Exclude any images and output the remaining records exactly.

- SOURCE MATERIAL
## start
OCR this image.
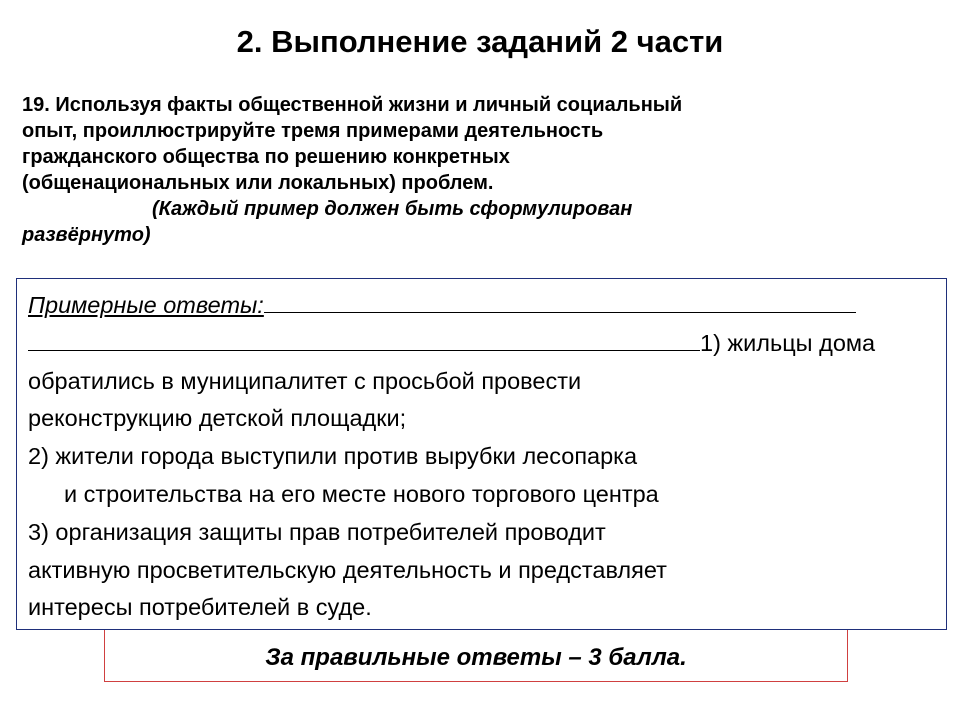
2. Выполнение заданий 2 части
19. Используя факты общественной жизни и личный социальный
опыт, проиллюстрируйте тремя примерами деятельность
гражданского общества по решению конкретных
(общенациональных или локальных) проблем.
(Каждый пример должен быть сформулирован
развёрнуто)
Примерные ответы:
1) жильцы дома
обратились в муниципалитет с просьбой провести
реконструкцию детской площадки;
2) жители города выступили против вырубки лесопарка
и строительства на его месте нового торгового центра
3) организация защиты прав потребителей проводит
активную просветительскую деятельность и представляет
интересы потребителей в суде.
За правильные ответы – 3 балла.
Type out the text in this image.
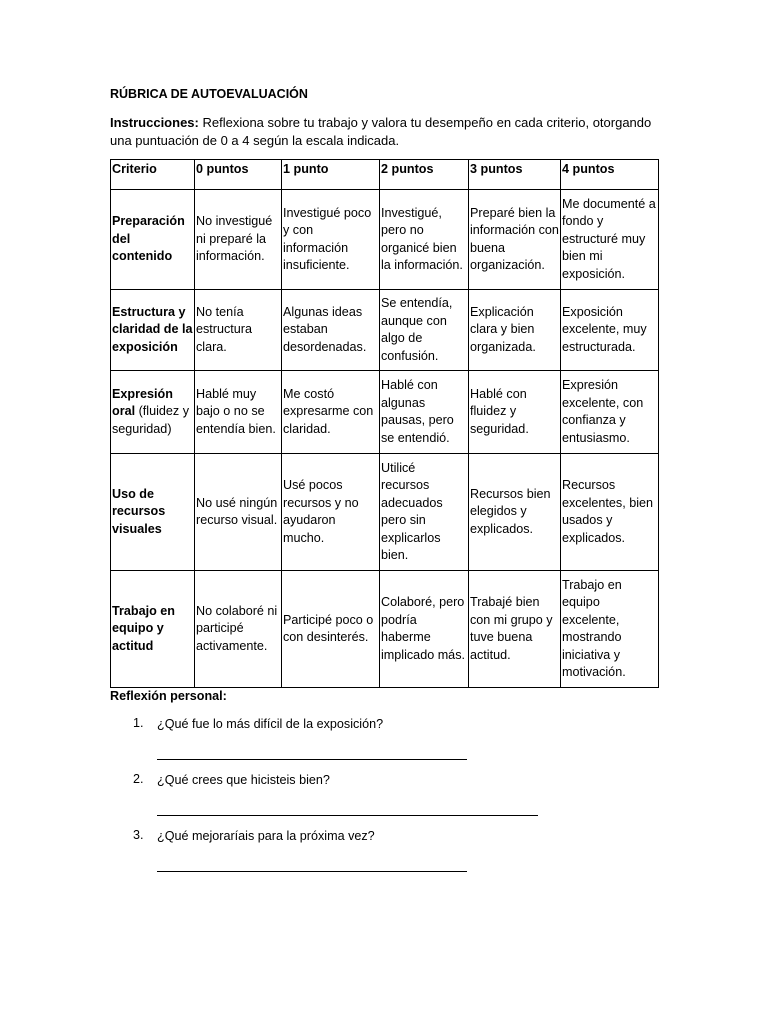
RÚBRICA DE AUTOEVALUACIÓN

Instrucciones: Reflexiona sobre tu trabajo y valora tu desempeño en cada criterio, otorgando una puntuación de 0 a 4 según la escala indicada.

Criterio	0 puntos	1 punto	2 puntos	3 puntos	4 puntos
Preparación del contenido	No investigué ni preparé la información.	Investigué poco y con información insuficiente.	Investigué, pero no organicé bien la información.	Preparé bien la información con buena organización.	Me documenté a fondo y estructuré muy bien mi exposición.
Estructura y claridad de la exposición	No tenía estructura clara.	Algunas ideas estaban desordenadas.	Se entendía, aunque con algo de confusión.	Explicación clara y bien organizada.	Exposición excelente, muy estructurada.
Expresión oral (fluidez y seguridad)	Hablé muy bajo o no se entendía bien.	Me costó expresarme con claridad.	Hablé con algunas pausas, pero se entendió.	Hablé con fluidez y seguridad.	Expresión excelente, con confianza y entusiasmo.
Uso de recursos visuales	No usé ningún recurso visual.	Usé pocos recursos y no ayudaron mucho.	Utilicé recursos adecuados pero sin explicarlos bien.	Recursos bien elegidos y explicados.	Recursos excelentes, bien usados y explicados.
Trabajo en equipo y actitud	No colaboré ni participé activamente.	Participé poco o con desinterés.	Colaboré, pero podría haberme implicado más.	Trabajé bien con mi grupo y tuve buena actitud.	Trabajo en equipo excelente, mostrando iniciativa y motivación.

Reflexión personal:

1. ¿Qué fue lo más difícil de la exposición?
2. ¿Qué crees que hicisteis bien?
3. ¿Qué mejoraríais para la próxima vez?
## end
- CORRECT ANSWER
OCR this image.
2. Выполнение заданий 2 части
19. Используя факты общественной жизни и личный социальный
опыт, проиллюстрируйте тремя примерами деятельность
гражданского общества по решению конкретных
(общенациональных или локальных) проблем.
(Каждый пример должен быть сформулирован
развёрнуто)
Примерные ответы:
1) жильцы дома
обратились в муниципалитет с просьбой провести
реконструкцию детской площадки;
2) жители города выступили против вырубки лесопарка
и строительства на его месте нового торгового центра
3) организация защиты прав потребителей проводит
активную просветительскую деятельность и представляет
интересы потребителей в суде.
За правильные ответы – 3 балла.
Type out the text in this image.
RÚBRICA DE AUTOEVALUACIÓN

Instrucciones: Reflexiona sobre tu trabajo y valora tu desempeño en cada criterio, otorgando una puntuación de 0 a 4 según la escala indicada.

Criterio	0 puntos	1 punto	2 puntos	3 puntos	4 puntos
Preparación del contenido	No investigué ni preparé la información.	Investigué poco y con información insuficiente.	Investigué, pero no organicé bien la información.	Preparé bien la información con buena organización.	Me documenté a fondo y estructuré muy bien mi exposición.
Estructura y claridad de la exposición	No tenía estructura clara.	Algunas ideas estaban desordenadas.	Se entendía, aunque con algo de confusión.	Explicación clara y bien organizada.	Exposición excelente, muy estructurada.
Expresión oral (fluidez y seguridad)	Hablé muy bajo o no se entendía bien.	Me costó expresarme con claridad.	Hablé con algunas pausas, pero se entendió.	Hablé con fluidez y seguridad.	Expresión excelente, con confianza y entusiasmo.
Uso de recursos visuales	No usé ningún recurso visual.	Usé pocos recursos y no ayudaron mucho.	Utilicé recursos adecuados pero sin explicarlos bien.	Recursos bien elegidos y explicados.	Recursos excelentes, bien usados y explicados.
Trabajo en equipo y actitud	No colaboré ni participé activamente.	Participé poco o con desinterés.	Colaboré, pero podría haberme implicado más.	Trabajé bien con mi grupo y tuve buena actitud.	Trabajo en equipo excelente, mostrando iniciativa y motivación.

Reflexión personal:

1. ¿Qué fue lo más difícil de la exposición?
2. ¿Qué crees que hicisteis bien?
3. ¿Qué mejoraríais para la próxima vez?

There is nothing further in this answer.